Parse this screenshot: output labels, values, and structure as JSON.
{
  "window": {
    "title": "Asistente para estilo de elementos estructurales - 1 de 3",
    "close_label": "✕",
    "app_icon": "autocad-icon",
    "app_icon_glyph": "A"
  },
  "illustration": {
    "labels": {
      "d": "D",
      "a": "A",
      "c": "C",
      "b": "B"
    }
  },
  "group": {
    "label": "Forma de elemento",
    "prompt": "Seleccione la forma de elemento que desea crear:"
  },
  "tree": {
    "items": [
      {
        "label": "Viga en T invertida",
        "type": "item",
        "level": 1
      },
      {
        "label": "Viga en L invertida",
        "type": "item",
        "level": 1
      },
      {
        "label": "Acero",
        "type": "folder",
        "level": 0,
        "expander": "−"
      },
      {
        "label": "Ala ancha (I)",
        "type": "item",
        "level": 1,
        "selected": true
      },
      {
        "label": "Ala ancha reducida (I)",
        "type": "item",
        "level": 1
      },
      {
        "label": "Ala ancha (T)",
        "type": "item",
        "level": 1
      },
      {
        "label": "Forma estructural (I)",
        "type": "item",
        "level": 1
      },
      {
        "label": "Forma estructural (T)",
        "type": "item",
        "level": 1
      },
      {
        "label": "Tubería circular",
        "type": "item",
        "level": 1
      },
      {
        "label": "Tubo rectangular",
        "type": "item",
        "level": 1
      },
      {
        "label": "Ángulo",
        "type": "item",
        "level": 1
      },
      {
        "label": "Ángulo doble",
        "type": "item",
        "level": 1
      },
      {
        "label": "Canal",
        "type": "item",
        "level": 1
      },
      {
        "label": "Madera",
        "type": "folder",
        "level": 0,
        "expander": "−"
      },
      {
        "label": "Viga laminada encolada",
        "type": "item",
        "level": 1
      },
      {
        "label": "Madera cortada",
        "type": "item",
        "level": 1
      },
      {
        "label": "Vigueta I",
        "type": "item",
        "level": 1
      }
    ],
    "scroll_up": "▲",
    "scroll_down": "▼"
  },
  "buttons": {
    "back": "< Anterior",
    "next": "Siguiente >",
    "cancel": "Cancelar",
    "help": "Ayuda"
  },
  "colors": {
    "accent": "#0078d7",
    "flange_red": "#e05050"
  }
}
══════════
» **Aim of the exercise**: List each line in the listing that contains the string "ancha".

» **Answer**:
        "label": "Ala ancha (I)",
        "label": "Ala ancha reducida (I)",
        "label": "Ala ancha (T)",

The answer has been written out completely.